(Entries provided):
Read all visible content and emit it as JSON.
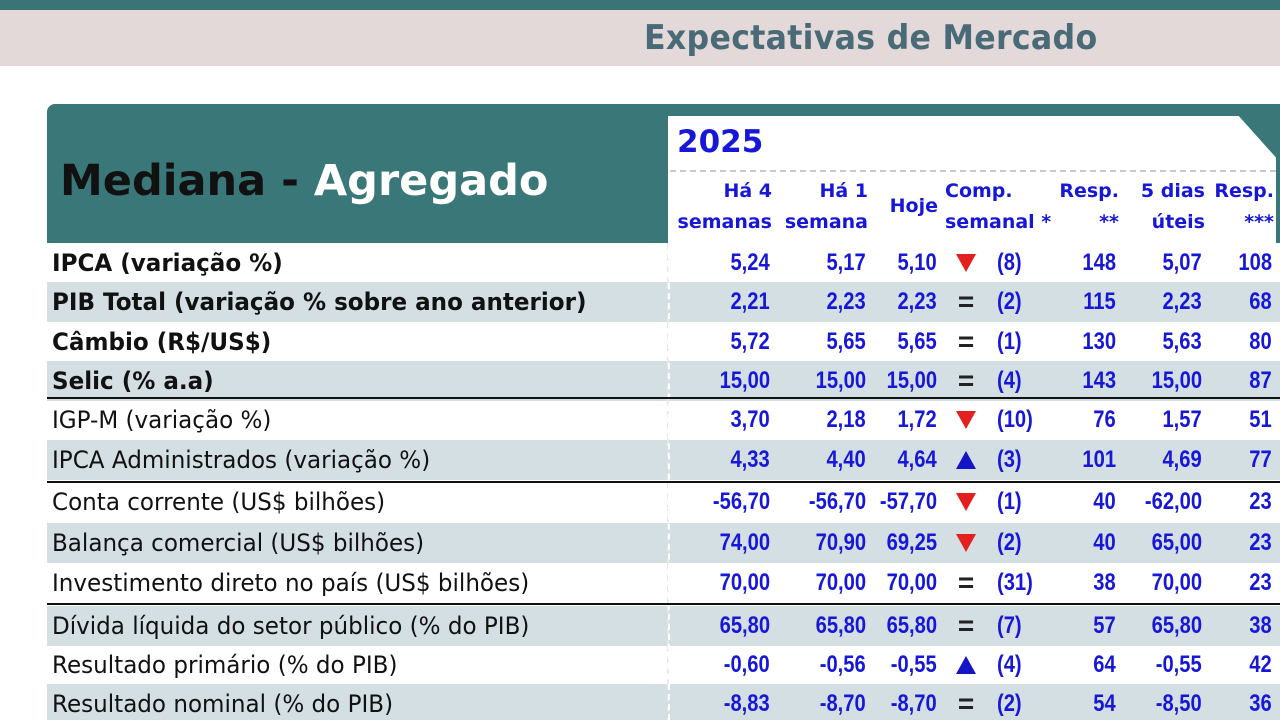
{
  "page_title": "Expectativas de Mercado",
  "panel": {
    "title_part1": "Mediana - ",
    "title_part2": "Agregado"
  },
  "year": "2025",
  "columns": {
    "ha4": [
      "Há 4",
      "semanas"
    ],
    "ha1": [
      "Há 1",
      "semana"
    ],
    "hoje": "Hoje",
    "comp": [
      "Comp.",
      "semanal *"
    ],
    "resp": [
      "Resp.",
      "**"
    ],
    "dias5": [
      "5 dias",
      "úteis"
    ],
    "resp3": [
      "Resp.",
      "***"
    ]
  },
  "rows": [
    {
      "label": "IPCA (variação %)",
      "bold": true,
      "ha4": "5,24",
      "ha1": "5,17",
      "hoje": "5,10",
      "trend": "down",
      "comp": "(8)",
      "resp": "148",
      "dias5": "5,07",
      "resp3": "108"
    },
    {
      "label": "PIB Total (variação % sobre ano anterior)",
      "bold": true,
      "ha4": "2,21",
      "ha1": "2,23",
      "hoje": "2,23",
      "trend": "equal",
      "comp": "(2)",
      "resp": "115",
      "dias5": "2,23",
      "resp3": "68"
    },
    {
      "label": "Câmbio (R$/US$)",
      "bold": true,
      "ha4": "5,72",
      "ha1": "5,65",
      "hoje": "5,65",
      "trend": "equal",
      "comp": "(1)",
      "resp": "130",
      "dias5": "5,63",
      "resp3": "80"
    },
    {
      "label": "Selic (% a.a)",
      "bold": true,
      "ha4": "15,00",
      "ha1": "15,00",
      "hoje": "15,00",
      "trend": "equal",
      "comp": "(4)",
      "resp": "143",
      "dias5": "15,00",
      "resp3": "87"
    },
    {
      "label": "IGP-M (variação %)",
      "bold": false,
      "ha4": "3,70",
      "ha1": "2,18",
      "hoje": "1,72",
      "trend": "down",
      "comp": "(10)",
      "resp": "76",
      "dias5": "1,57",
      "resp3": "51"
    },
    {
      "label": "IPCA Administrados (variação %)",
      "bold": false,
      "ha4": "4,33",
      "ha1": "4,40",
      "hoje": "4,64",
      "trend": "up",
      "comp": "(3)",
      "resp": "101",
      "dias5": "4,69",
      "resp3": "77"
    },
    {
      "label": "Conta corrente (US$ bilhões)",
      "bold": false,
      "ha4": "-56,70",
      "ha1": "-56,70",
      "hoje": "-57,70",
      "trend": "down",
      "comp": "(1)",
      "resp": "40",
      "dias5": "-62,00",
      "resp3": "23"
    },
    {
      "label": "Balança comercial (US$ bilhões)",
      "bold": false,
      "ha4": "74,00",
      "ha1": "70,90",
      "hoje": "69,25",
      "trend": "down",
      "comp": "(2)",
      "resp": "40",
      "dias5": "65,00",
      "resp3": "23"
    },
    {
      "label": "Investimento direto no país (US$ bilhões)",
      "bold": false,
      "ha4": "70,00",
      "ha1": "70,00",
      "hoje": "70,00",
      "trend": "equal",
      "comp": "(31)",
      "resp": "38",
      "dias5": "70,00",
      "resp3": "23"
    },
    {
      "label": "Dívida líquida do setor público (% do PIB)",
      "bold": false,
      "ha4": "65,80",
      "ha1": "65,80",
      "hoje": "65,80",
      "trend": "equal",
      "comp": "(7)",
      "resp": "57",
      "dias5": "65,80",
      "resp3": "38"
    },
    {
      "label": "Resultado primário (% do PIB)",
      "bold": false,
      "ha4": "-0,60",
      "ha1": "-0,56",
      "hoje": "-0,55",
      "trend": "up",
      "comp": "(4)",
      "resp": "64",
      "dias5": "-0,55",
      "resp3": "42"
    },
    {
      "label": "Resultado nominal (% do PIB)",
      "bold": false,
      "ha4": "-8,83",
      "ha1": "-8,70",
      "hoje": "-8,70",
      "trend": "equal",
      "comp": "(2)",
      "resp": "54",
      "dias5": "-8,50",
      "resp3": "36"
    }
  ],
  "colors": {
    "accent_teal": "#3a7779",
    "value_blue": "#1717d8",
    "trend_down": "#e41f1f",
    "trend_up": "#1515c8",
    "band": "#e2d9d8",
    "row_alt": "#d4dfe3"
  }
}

(Requirement): Restate each entry word for word, please, but drop any images it holds.

(Answer to this problem):
Read all visible content and emit it as JSON.
{
  "page_title": "Expectativas de Mercado",
  "panel": {
    "title_part1": "Mediana - ",
    "title_part2": "Agregado"
  },
  "year": "2025",
  "columns": {
    "ha4": [
      "Há 4",
      "semanas"
    ],
    "ha1": [
      "Há 1",
      "semana"
    ],
    "hoje": "Hoje",
    "comp": [
      "Comp.",
      "semanal *"
    ],
    "resp": [
      "Resp.",
      "**"
    ],
    "dias5": [
      "5 dias",
      "úteis"
    ],
    "resp3": [
      "Resp.",
      "***"
    ]
  },
  "rows": [
    {
      "label": "IPCA (variação %)",
      "bold": true,
      "ha4": "5,24",
      "ha1": "5,17",
      "hoje": "5,10",
      "trend": "down",
      "comp": "(8)",
      "resp": "148",
      "dias5": "5,07",
      "resp3": "108"
    },
    {
      "label": "PIB Total (variação % sobre ano anterior)",
      "bold": true,
      "ha4": "2,21",
      "ha1": "2,23",
      "hoje": "2,23",
      "trend": "equal",
      "comp": "(2)",
      "resp": "115",
      "dias5": "2,23",
      "resp3": "68"
    },
    {
      "label": "Câmbio (R$/US$)",
      "bold": true,
      "ha4": "5,72",
      "ha1": "5,65",
      "hoje": "5,65",
      "trend": "equal",
      "comp": "(1)",
      "resp": "130",
      "dias5": "5,63",
      "resp3": "80"
    },
    {
      "label": "Selic (% a.a)",
      "bold": true,
      "ha4": "15,00",
      "ha1": "15,00",
      "hoje": "15,00",
      "trend": "equal",
      "comp": "(4)",
      "resp": "143",
      "dias5": "15,00",
      "resp3": "87"
    },
    {
      "label": "IGP-M (variação %)",
      "bold": false,
      "ha4": "3,70",
      "ha1": "2,18",
      "hoje": "1,72",
      "trend": "down",
      "comp": "(10)",
      "resp": "76",
      "dias5": "1,57",
      "resp3": "51"
    },
    {
      "label": "IPCA Administrados (variação %)",
      "bold": false,
      "ha4": "4,33",
      "ha1": "4,40",
      "hoje": "4,64",
      "trend": "up",
      "comp": "(3)",
      "resp": "101",
      "dias5": "4,69",
      "resp3": "77"
    },
    {
      "label": "Conta corrente (US$ bilhões)",
      "bold": false,
      "ha4": "-56,70",
      "ha1": "-56,70",
      "hoje": "-57,70",
      "trend": "down",
      "comp": "(1)",
      "resp": "40",
      "dias5": "-62,00",
      "resp3": "23"
    },
    {
      "label": "Balança comercial (US$ bilhões)",
      "bold": false,
      "ha4": "74,00",
      "ha1": "70,90",
      "hoje": "69,25",
      "trend": "down",
      "comp": "(2)",
      "resp": "40",
      "dias5": "65,00",
      "resp3": "23"
    },
    {
      "label": "Investimento direto no país (US$ bilhões)",
      "bold": false,
      "ha4": "70,00",
      "ha1": "70,00",
      "hoje": "70,00",
      "trend": "equal",
      "comp": "(31)",
      "resp": "38",
      "dias5": "70,00",
      "resp3": "23"
    },
    {
      "label": "Dívida líquida do setor público (% do PIB)",
      "bold": false,
      "ha4": "65,80",
      "ha1": "65,80",
      "hoje": "65,80",
      "trend": "equal",
      "comp": "(7)",
      "resp": "57",
      "dias5": "65,80",
      "resp3": "38"
    },
    {
      "label": "Resultado primário (% do PIB)",
      "bold": false,
      "ha4": "-0,60",
      "ha1": "-0,56",
      "hoje": "-0,55",
      "trend": "up",
      "comp": "(4)",
      "resp": "64",
      "dias5": "-0,55",
      "resp3": "42"
    },
    {
      "label": "Resultado nominal (% do PIB)",
      "bold": false,
      "ha4": "-8,83",
      "ha1": "-8,70",
      "hoje": "-8,70",
      "trend": "equal",
      "comp": "(2)",
      "resp": "54",
      "dias5": "-8,50",
      "resp3": "36"
    }
  ],
  "colors": {
    "accent_teal": "#3a7779",
    "value_blue": "#1717d8",
    "trend_down": "#e41f1f",
    "trend_up": "#1515c8",
    "band": "#e2d9d8",
    "row_alt": "#d4dfe3"
  }
}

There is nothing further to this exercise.